Aim of the task: How many lines of these records hold the string "JSON"? Reply with the number alone.

[A block of data]
------------------------------------------------

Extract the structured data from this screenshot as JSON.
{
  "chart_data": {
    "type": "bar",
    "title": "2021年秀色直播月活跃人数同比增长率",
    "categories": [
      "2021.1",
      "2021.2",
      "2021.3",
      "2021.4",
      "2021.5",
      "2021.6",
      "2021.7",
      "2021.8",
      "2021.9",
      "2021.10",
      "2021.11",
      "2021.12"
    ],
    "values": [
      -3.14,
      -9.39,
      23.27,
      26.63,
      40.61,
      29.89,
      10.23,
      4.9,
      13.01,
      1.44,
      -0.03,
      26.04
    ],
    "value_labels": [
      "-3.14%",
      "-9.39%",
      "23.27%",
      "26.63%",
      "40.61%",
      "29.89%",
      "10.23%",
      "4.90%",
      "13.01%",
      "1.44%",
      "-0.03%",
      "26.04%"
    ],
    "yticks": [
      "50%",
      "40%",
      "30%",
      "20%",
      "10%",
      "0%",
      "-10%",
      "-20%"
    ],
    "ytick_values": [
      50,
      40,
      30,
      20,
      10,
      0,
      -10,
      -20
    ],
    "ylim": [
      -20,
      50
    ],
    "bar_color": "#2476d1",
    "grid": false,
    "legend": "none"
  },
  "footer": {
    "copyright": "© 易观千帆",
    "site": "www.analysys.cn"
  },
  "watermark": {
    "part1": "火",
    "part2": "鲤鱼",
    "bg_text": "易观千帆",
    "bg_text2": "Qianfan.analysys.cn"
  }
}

------------------------------------------------

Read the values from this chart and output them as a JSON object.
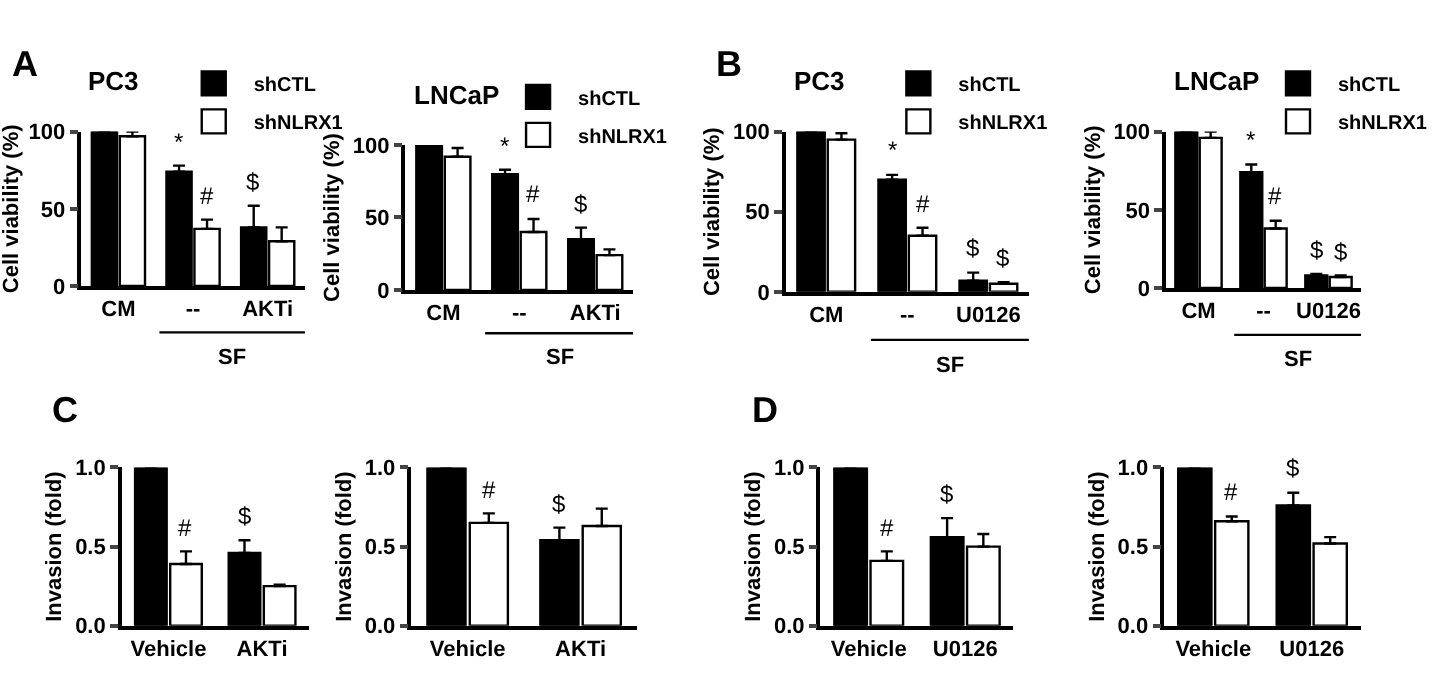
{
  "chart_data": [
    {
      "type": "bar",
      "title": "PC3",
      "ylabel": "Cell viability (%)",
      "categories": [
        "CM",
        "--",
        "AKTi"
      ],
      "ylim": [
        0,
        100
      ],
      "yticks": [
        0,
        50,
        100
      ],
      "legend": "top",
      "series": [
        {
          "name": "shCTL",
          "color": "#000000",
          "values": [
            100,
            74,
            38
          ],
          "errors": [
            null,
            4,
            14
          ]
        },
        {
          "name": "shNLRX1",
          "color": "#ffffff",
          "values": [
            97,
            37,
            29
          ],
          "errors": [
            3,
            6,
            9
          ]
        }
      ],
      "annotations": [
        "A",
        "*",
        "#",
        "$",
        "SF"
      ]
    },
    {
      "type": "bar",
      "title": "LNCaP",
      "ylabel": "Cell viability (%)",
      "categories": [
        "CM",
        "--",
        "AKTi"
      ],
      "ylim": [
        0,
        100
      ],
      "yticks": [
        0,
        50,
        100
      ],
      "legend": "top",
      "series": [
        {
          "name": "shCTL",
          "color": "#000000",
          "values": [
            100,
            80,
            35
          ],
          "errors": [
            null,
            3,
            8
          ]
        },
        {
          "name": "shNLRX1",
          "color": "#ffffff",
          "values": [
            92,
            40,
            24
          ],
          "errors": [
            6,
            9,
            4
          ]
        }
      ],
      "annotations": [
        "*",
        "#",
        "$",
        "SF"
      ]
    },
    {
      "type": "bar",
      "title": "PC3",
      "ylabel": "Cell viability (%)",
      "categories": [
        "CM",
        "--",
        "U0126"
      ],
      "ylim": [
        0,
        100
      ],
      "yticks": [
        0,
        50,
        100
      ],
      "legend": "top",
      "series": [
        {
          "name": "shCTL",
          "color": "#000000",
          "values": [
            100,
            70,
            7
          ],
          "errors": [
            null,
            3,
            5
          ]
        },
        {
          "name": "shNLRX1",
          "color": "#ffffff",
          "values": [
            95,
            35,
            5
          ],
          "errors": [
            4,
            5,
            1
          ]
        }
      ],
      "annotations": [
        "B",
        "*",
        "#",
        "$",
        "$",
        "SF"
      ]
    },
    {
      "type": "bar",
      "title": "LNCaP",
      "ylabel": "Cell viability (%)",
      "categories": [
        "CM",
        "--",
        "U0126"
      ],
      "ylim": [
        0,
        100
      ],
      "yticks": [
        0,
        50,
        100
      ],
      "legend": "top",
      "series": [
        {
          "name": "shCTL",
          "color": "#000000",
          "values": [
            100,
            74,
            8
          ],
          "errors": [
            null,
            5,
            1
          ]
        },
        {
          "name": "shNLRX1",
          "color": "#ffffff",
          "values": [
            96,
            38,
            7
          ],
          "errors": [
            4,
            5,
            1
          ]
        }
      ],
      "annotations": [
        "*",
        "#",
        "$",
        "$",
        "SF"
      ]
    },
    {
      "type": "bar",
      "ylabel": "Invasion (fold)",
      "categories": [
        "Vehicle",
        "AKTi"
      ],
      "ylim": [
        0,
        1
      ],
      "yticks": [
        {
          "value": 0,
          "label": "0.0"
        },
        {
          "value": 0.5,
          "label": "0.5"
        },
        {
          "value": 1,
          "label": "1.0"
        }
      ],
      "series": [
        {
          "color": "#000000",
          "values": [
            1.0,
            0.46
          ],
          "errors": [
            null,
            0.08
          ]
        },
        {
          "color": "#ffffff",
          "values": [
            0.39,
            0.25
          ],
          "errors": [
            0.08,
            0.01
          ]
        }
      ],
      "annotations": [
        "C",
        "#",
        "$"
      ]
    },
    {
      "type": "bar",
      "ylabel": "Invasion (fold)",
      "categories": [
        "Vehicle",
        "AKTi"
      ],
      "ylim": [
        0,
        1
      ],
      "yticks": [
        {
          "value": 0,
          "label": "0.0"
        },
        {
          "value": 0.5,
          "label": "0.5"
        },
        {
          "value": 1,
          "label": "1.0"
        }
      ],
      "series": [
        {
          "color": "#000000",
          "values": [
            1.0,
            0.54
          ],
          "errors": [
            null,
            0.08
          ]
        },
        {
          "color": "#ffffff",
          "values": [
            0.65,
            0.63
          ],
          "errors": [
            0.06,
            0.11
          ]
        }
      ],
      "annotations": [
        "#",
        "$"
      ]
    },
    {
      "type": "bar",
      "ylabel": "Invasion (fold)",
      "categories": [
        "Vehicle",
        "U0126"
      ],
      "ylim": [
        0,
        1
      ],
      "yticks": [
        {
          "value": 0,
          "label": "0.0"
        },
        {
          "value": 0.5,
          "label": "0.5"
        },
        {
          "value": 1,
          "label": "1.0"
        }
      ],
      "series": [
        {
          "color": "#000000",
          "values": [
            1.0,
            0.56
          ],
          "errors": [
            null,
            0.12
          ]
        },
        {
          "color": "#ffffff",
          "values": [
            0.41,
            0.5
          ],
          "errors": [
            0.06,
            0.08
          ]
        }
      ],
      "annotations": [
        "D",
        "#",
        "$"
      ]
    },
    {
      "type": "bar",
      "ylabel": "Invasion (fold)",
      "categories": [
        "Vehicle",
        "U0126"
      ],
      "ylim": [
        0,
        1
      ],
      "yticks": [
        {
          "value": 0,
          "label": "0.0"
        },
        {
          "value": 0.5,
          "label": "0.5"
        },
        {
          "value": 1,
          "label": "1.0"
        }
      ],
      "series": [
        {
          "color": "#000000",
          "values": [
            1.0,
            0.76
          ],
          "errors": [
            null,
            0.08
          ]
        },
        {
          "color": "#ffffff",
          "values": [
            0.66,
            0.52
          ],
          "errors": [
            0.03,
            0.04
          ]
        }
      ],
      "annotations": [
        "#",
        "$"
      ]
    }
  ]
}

------------------------------------------------

Task solution: 2